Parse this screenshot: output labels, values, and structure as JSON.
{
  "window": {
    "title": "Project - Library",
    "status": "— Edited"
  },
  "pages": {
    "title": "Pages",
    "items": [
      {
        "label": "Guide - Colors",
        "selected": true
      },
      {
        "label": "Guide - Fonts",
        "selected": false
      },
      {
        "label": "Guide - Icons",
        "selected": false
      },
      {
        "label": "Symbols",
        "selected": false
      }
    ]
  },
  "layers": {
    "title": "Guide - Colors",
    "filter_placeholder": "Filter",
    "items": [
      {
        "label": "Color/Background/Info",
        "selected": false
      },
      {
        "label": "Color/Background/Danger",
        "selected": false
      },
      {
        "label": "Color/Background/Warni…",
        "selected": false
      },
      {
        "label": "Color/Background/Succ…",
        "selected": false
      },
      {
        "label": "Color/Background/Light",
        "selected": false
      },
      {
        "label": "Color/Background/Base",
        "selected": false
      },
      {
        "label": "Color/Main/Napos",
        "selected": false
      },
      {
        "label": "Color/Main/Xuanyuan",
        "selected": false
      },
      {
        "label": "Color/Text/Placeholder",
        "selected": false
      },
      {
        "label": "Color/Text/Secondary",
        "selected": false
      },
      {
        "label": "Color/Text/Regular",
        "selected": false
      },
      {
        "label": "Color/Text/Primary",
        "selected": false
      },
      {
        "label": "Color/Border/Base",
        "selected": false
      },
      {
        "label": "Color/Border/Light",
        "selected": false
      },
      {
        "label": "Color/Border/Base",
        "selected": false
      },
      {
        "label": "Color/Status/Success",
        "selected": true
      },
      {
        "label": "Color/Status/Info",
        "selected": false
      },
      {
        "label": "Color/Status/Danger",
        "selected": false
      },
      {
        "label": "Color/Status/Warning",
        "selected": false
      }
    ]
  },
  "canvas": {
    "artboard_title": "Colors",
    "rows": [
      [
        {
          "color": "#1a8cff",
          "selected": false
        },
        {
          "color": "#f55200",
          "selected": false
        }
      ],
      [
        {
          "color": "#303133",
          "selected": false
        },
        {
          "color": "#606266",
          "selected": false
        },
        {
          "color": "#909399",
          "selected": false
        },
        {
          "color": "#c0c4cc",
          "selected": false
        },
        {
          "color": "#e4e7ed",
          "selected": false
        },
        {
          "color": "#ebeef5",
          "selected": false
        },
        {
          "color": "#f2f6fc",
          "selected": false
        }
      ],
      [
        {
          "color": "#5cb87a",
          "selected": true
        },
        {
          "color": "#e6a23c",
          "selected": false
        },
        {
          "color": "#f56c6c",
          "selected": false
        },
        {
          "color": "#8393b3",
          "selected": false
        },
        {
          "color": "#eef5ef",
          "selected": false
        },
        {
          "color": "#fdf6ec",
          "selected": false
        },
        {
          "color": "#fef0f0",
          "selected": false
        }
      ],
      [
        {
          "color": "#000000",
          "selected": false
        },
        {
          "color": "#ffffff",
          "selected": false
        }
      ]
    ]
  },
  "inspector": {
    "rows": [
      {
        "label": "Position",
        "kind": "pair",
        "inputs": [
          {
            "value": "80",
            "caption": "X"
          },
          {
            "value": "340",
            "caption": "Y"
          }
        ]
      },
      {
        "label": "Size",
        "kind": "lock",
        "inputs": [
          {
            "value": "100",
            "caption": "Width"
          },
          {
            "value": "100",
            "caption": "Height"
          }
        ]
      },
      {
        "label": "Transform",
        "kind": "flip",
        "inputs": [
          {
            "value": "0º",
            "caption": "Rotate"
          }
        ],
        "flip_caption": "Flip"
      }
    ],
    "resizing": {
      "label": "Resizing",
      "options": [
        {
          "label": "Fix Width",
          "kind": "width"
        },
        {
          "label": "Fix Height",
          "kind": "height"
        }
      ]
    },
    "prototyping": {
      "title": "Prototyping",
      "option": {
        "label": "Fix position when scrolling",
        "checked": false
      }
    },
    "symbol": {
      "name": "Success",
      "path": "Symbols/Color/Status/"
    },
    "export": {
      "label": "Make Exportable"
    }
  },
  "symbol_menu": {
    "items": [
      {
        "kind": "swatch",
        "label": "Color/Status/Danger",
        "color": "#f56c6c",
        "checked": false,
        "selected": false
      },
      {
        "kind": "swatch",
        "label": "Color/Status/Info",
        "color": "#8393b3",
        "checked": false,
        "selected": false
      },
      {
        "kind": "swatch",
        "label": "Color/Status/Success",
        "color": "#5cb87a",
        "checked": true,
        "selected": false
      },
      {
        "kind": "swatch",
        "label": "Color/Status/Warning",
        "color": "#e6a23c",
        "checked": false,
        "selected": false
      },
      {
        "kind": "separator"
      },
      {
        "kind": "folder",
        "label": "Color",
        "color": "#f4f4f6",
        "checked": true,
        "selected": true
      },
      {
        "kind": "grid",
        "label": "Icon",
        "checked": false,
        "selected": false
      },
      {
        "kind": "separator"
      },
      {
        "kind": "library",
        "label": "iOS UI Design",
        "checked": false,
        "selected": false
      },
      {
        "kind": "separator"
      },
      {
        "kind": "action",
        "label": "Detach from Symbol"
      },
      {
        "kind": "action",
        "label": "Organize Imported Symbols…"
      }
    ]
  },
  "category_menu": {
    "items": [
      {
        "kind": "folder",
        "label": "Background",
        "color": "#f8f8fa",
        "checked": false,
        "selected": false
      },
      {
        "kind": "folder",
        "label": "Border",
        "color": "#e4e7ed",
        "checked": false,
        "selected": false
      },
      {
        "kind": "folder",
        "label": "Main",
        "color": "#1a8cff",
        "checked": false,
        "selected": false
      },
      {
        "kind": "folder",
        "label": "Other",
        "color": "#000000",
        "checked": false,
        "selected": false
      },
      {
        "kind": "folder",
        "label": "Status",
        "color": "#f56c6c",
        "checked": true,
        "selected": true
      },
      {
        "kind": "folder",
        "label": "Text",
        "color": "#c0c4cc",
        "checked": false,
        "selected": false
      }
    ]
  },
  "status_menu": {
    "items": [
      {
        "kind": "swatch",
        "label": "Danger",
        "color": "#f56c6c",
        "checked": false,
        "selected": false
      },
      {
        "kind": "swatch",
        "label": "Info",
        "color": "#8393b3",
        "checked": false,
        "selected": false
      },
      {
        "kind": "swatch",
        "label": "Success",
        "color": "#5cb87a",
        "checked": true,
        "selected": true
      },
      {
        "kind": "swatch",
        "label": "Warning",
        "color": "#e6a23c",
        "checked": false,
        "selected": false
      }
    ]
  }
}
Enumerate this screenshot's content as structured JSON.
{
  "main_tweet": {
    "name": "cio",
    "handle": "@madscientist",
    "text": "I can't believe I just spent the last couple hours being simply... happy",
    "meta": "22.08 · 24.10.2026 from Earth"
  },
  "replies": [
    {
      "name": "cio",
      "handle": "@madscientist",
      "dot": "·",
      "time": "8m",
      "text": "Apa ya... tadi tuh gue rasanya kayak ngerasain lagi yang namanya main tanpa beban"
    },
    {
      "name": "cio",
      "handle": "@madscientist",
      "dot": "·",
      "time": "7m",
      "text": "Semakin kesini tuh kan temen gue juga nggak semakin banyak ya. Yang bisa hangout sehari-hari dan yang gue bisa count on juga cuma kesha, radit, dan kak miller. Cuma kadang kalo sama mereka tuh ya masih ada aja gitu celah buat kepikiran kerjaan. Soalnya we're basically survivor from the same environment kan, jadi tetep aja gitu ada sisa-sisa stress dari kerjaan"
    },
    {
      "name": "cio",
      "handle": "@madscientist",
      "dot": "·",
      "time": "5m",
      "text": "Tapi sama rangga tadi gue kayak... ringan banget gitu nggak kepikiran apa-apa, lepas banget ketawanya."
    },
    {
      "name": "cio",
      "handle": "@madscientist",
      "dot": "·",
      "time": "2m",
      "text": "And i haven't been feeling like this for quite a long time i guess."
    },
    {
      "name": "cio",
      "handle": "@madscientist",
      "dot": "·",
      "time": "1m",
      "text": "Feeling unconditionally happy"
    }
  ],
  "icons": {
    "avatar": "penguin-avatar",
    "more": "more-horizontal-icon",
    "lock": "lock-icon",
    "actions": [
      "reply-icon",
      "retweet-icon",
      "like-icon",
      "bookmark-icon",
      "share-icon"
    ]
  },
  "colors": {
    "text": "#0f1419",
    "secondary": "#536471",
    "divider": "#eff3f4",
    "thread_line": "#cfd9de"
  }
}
• • •
◆ **Work required**: Search the entries for the string "Success" and collect each line that has it.

◆ **Expected answer**:
        "label": "Color/Status/Success",
      "name": "Success",
        "label": "Color/Status/Success",
        "label": "Success",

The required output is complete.